## Information given
#####
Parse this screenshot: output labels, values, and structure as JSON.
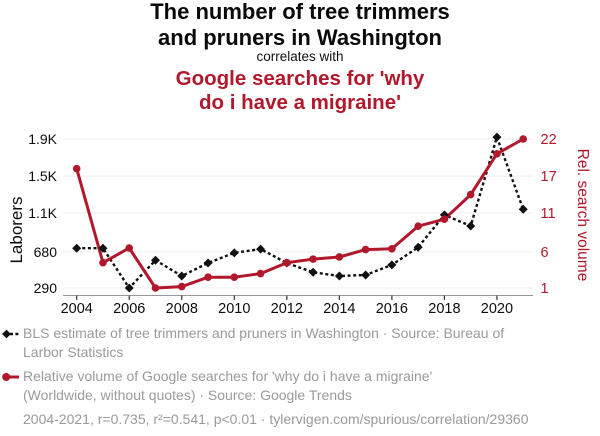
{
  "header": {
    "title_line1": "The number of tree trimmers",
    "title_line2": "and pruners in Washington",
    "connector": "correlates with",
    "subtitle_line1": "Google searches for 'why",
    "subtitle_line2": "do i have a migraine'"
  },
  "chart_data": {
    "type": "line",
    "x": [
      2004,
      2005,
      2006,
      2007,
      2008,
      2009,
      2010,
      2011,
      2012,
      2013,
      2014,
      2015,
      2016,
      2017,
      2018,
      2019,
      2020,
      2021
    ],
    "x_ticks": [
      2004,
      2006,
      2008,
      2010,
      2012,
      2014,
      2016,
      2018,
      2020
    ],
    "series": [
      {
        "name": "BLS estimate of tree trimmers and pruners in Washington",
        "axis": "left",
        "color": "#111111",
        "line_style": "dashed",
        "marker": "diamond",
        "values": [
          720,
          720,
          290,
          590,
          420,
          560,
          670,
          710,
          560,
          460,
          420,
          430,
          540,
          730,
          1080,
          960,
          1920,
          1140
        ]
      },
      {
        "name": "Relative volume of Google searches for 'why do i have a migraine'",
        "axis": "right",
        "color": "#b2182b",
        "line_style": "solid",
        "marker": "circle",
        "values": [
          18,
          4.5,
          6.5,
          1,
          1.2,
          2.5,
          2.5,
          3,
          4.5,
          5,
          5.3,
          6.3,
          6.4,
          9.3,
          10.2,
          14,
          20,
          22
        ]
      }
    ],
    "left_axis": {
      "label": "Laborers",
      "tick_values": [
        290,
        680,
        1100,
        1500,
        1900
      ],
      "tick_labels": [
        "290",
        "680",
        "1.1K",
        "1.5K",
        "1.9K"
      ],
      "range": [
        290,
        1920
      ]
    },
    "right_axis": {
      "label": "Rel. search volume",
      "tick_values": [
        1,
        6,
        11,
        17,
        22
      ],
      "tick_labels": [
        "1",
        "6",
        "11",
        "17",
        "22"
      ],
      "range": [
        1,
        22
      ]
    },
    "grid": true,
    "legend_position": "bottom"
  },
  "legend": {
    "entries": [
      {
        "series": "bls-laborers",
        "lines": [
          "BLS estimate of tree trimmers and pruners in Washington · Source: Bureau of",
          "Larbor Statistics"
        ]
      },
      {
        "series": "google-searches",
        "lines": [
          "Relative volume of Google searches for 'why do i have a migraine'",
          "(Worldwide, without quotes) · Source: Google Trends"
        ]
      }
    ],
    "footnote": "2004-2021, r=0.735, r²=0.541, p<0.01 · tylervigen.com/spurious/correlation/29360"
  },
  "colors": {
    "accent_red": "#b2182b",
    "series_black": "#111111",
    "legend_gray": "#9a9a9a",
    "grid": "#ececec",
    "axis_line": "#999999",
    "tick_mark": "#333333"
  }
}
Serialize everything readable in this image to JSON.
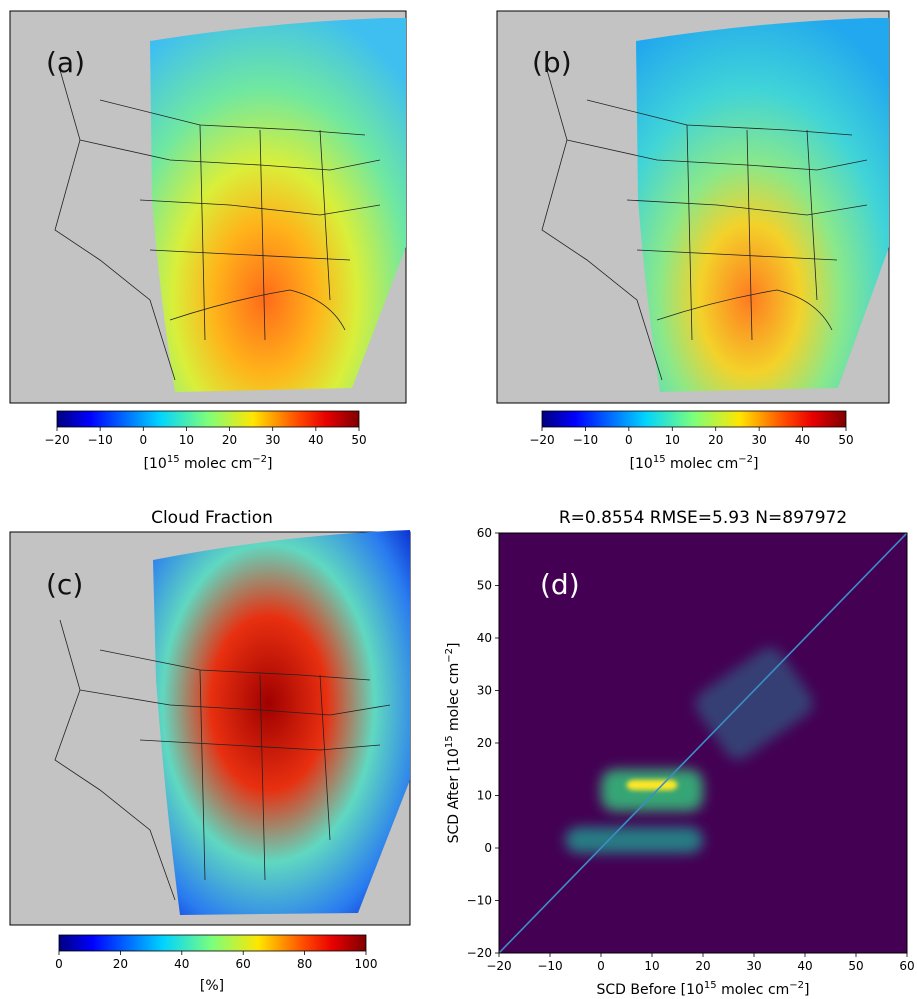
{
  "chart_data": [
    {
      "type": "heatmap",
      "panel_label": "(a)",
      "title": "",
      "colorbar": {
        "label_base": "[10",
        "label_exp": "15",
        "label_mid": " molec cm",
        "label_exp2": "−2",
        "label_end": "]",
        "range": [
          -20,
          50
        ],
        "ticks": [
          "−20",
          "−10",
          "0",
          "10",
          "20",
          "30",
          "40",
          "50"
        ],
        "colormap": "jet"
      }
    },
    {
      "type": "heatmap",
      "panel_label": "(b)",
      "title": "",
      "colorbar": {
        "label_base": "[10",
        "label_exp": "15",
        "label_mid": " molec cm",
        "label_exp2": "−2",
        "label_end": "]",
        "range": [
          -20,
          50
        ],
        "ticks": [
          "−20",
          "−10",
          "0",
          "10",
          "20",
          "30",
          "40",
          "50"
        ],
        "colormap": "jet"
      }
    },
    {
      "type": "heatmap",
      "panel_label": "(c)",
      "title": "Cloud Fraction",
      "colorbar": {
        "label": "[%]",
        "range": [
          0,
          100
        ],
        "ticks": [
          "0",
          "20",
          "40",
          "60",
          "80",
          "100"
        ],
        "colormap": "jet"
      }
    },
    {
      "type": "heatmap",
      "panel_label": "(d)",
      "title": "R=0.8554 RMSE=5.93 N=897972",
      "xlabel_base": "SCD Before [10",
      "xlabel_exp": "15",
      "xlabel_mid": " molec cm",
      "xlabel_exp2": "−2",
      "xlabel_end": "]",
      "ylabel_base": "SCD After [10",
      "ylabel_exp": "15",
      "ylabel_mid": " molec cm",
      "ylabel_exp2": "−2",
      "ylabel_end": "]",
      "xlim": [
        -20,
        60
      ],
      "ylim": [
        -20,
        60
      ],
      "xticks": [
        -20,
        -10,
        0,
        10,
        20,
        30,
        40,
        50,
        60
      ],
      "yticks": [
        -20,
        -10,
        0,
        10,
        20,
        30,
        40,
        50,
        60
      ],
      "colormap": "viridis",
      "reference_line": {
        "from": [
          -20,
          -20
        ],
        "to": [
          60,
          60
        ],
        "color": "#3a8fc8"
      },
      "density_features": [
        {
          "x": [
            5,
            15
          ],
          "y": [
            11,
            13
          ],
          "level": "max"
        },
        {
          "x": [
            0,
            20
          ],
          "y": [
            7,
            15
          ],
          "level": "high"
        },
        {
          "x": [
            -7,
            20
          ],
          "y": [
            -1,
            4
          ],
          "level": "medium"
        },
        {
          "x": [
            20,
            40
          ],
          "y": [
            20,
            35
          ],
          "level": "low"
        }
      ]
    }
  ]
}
#####
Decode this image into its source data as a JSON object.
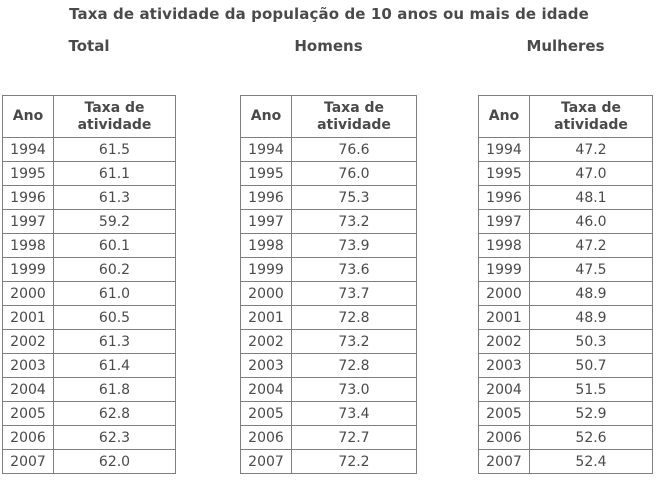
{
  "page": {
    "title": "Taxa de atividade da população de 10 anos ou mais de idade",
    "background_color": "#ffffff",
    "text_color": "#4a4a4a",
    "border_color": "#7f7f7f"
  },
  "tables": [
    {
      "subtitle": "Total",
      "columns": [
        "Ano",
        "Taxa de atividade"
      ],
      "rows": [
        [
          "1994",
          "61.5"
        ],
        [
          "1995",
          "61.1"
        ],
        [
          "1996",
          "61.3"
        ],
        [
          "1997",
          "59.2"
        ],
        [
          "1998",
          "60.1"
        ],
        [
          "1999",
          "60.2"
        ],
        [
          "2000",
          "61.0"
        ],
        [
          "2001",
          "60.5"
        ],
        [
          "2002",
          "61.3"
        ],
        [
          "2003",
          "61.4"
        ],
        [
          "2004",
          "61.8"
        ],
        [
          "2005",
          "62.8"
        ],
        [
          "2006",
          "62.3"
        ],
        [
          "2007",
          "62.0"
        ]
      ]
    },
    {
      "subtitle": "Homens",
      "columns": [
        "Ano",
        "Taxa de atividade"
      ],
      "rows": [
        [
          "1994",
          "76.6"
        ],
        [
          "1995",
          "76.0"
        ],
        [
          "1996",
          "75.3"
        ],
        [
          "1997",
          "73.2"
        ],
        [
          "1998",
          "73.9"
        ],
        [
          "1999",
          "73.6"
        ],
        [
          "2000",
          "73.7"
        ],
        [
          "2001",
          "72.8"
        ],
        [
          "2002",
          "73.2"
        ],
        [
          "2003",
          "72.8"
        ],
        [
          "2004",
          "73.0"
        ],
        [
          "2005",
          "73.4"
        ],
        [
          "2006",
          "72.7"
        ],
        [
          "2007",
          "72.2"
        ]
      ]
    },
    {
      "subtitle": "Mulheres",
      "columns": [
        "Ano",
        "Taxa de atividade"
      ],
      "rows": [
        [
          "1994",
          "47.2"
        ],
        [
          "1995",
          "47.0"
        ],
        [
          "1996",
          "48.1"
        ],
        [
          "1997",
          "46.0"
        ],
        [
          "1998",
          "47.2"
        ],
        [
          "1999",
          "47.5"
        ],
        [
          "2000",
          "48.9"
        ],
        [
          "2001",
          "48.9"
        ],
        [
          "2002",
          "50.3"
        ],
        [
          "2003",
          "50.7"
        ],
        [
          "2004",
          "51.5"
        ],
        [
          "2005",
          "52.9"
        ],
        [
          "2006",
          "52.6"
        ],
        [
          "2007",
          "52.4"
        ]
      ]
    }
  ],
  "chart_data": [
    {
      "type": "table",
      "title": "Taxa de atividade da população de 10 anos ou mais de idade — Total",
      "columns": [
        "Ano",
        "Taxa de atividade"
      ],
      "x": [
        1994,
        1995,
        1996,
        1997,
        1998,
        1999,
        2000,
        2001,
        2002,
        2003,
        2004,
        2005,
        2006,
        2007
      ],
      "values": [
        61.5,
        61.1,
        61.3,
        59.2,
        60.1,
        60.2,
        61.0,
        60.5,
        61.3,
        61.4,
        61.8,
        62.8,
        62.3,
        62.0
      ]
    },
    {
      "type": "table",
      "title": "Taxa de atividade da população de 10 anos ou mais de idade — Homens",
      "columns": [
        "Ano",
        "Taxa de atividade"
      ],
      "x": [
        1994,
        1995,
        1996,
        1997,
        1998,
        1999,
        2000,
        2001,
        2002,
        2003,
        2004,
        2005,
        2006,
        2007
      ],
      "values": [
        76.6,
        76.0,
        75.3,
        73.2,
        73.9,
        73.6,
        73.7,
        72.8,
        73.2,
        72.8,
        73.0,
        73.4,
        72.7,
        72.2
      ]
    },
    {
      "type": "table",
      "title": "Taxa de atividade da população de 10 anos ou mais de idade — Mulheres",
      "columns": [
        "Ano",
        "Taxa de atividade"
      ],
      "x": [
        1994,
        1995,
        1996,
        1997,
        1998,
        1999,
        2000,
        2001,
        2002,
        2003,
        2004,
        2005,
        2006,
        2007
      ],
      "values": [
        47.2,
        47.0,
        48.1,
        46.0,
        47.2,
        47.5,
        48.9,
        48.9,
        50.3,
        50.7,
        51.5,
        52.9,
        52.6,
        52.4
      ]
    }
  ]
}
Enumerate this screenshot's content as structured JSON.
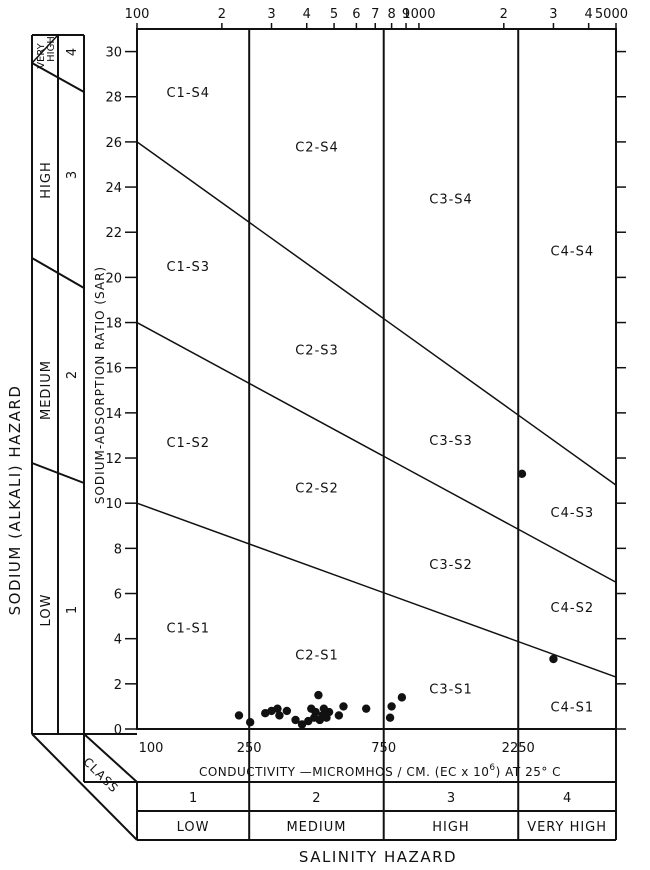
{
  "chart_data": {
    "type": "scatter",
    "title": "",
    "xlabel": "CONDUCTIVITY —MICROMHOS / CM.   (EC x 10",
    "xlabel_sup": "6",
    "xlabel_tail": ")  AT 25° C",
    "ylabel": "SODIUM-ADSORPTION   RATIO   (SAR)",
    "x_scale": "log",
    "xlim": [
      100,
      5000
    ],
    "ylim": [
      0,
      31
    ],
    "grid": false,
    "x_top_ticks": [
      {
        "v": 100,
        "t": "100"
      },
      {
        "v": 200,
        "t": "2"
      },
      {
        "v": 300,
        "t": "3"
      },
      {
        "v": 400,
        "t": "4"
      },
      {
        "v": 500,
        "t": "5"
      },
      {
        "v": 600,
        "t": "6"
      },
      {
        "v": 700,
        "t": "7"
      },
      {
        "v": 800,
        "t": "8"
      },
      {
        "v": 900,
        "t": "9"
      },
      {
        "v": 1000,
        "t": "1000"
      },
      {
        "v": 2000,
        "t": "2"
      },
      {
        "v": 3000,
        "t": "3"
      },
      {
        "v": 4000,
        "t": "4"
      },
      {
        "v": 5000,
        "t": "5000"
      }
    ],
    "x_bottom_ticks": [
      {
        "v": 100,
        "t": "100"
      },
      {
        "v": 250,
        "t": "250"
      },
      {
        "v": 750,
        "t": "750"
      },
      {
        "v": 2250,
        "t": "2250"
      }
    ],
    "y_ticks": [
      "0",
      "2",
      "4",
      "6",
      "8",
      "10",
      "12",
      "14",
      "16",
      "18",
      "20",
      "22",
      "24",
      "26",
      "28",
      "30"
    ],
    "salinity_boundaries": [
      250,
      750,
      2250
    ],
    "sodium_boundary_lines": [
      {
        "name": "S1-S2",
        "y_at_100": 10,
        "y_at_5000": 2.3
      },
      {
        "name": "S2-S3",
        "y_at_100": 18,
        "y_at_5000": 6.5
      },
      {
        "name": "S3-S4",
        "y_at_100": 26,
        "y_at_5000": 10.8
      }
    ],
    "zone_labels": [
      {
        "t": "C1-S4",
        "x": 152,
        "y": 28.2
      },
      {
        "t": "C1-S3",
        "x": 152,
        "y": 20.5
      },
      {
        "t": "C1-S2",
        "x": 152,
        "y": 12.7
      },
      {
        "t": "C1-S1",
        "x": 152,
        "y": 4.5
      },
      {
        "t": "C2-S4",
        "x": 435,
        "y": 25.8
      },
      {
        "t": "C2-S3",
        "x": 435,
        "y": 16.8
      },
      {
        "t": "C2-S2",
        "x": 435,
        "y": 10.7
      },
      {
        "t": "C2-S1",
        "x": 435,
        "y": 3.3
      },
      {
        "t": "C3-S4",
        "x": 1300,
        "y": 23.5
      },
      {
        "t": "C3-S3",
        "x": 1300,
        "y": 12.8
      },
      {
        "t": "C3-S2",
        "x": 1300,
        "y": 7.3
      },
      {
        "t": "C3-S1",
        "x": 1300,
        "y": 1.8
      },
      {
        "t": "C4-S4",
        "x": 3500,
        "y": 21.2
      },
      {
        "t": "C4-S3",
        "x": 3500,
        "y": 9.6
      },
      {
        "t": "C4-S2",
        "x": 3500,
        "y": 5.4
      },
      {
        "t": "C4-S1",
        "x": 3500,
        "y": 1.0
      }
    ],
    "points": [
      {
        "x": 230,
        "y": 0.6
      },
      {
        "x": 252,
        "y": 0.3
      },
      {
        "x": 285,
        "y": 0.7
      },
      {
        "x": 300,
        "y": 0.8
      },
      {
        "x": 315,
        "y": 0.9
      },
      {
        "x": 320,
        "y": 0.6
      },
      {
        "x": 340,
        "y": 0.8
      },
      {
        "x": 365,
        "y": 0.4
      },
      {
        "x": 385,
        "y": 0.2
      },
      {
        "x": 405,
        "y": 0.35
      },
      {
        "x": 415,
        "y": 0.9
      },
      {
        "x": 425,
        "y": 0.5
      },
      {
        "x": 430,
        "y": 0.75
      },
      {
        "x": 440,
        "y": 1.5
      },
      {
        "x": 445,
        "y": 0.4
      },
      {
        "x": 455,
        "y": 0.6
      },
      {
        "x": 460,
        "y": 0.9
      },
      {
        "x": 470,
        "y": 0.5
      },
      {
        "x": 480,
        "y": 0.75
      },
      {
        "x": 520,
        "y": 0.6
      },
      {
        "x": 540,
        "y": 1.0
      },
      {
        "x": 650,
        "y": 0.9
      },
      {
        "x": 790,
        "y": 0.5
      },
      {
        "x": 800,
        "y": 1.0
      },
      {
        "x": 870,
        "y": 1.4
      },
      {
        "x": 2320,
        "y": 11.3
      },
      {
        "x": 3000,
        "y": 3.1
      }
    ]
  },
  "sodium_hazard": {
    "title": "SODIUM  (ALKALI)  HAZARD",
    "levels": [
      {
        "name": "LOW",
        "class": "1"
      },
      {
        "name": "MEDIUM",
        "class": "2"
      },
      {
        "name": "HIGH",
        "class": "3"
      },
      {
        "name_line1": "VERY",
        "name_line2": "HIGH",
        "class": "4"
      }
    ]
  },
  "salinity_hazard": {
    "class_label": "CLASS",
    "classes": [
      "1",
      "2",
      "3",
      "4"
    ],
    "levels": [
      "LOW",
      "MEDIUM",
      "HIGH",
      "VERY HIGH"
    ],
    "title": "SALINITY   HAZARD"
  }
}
#####
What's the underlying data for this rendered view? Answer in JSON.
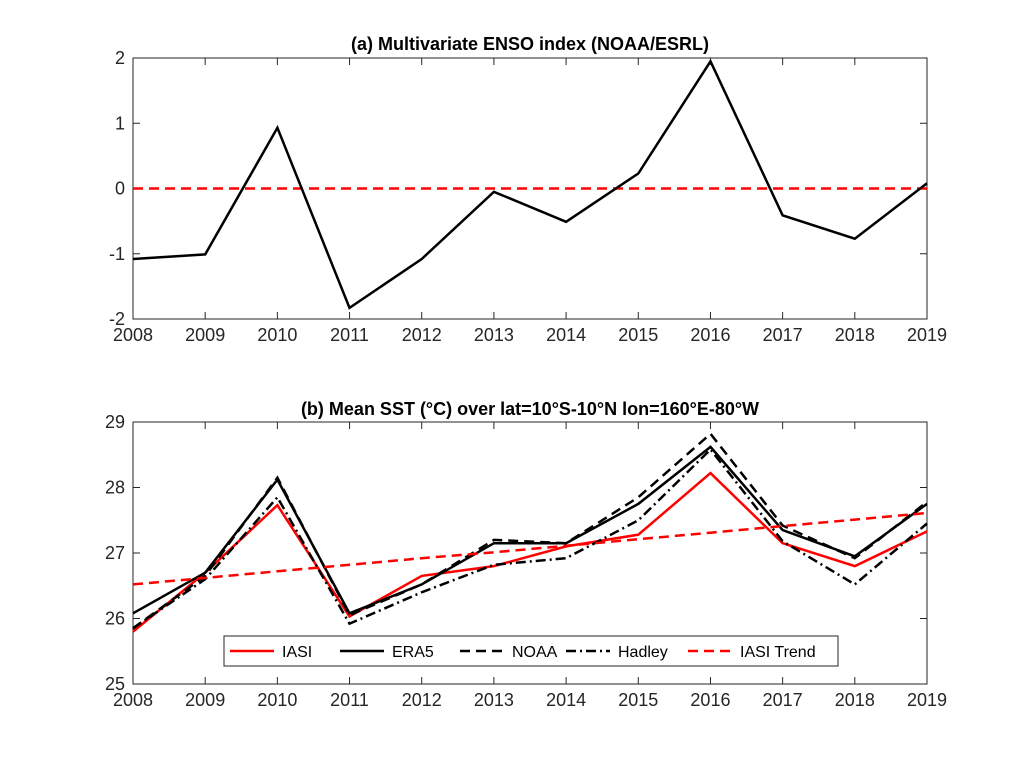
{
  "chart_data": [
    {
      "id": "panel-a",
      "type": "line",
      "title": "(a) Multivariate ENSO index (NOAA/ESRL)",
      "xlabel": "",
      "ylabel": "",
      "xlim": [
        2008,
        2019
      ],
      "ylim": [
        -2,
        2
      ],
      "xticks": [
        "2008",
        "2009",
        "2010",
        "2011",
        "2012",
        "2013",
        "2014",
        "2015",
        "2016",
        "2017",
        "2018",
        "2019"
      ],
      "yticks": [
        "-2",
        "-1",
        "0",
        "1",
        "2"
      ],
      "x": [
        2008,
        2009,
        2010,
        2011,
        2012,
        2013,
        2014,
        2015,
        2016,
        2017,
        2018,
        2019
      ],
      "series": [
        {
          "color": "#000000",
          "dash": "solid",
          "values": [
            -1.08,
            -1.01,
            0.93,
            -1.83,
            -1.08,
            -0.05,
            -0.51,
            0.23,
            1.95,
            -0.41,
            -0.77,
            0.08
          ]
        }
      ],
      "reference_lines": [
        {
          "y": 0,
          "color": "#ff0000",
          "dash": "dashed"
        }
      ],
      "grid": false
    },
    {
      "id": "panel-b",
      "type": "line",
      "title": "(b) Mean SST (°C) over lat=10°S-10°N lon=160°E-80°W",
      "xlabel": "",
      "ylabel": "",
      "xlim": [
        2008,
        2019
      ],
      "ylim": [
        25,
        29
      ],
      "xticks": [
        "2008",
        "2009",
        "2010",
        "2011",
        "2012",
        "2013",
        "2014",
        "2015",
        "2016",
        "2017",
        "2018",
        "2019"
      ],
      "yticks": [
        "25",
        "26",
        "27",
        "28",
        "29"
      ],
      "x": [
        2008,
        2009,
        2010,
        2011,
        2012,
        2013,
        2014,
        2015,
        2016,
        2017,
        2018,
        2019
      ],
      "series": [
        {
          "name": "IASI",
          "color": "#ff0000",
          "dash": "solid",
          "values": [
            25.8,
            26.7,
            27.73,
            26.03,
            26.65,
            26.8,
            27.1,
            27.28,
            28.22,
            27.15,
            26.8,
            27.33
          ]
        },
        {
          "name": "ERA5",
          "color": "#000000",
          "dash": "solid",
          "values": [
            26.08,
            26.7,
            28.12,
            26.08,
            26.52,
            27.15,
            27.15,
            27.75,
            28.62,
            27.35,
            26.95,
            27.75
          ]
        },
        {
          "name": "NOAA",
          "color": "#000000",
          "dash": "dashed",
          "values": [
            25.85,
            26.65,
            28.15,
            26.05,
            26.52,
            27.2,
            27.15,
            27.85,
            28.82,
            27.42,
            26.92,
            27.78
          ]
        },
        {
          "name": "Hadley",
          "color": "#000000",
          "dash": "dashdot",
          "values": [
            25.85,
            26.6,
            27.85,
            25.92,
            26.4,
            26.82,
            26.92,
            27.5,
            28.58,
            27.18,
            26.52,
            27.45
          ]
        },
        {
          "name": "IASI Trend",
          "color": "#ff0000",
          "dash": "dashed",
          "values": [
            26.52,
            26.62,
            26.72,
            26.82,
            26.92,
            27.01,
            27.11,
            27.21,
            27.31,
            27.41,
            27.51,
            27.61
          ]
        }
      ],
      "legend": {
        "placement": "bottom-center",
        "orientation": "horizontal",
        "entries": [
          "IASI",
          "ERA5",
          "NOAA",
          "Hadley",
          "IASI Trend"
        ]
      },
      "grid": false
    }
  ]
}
#####
## What you are asked to do
Your answer should be one number: the count of lines in the data above that include the word "grid".

## Task solution
5